(Dataset items)
+++++
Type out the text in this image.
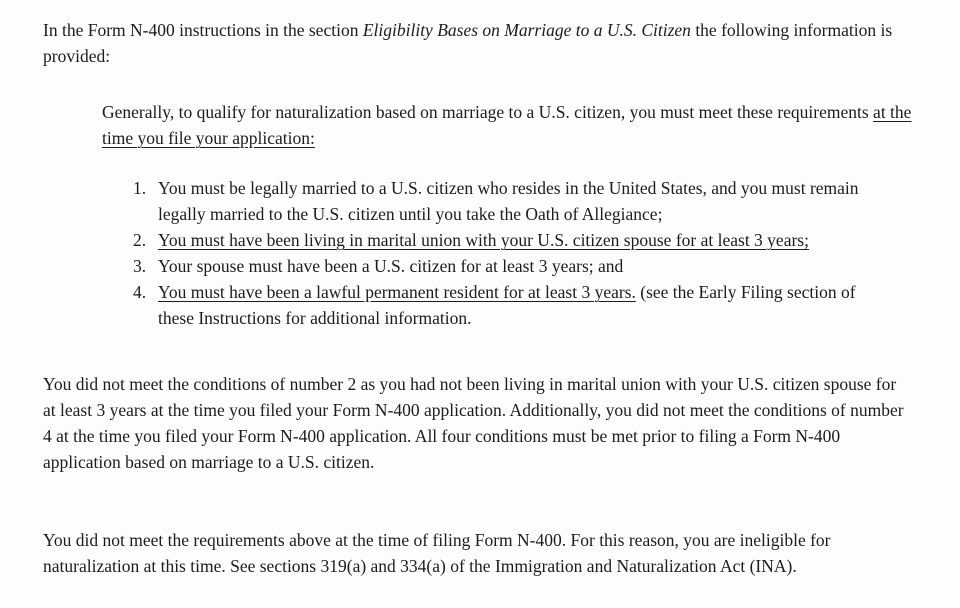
In the Form N-400 instructions in the section Eligibility Bases on Marriage to a U.S. Citizen the following information is provided:

Generally, to qualify for naturalization based on marriage to a U.S. citizen, you must meet these requirements at the time you file your application:

1. You must be legally married to a U.S. citizen who resides in the United States, and you must remain legally married to the U.S. citizen until you take the Oath of Allegiance;
2. You must have been living in marital union with your U.S. citizen spouse for at least 3 years;
3. Your spouse must have been a U.S. citizen for at least 3 years; and
4. You must have been a lawful permanent resident for at least 3 years. (see the Early Filing section of these Instructions for additional information.

You did not meet the conditions of number 2 as you had not been living in marital union with your U.S. citizen spouse for at least 3 years at the time you filed your Form N-400 application. Additionally, you did not meet the conditions of number 4 at the time you filed your Form N-400 application. All four conditions must be met prior to filing a Form N-400 application based on marriage to a U.S. citizen.

You did not meet the requirements above at the time of filing Form N-400. For this reason, you are ineligible for naturalization at this time. See sections 319(a) and 334(a) of the Immigration and Naturalization Act (INA).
+++++
**Work to complete:** Drop the images and quote the entries word for word.

**Worked answer:**
Type out the text in this image.
In the Form N-400 instructions in the section Eligibility Bases on Marriage to a U.S. Citizen the following information is provided:

Generally, to qualify for naturalization based on marriage to a U.S. citizen, you must meet these requirements at the time you file your application:

1. You must be legally married to a U.S. citizen who resides in the United States, and you must remain legally married to the U.S. citizen until you take the Oath of Allegiance;
2. You must have been living in marital union with your U.S. citizen spouse for at least 3 years;
3. Your spouse must have been a U.S. citizen for at least 3 years; and
4. You must have been a lawful permanent resident for at least 3 years. (see the Early Filing section of these Instructions for additional information.

You did not meet the conditions of number 2 as you had not been living in marital union with your U.S. citizen spouse for at least 3 years at the time you filed your Form N-400 application. Additionally, you did not meet the conditions of number 4 at the time you filed your Form N-400 application. All four conditions must be met prior to filing a Form N-400 application based on marriage to a U.S. citizen.

You did not meet the requirements above at the time of filing Form N-400. For this reason, you are ineligible for naturalization at this time. See sections 319(a) and 334(a) of the Immigration and Naturalization Act (INA).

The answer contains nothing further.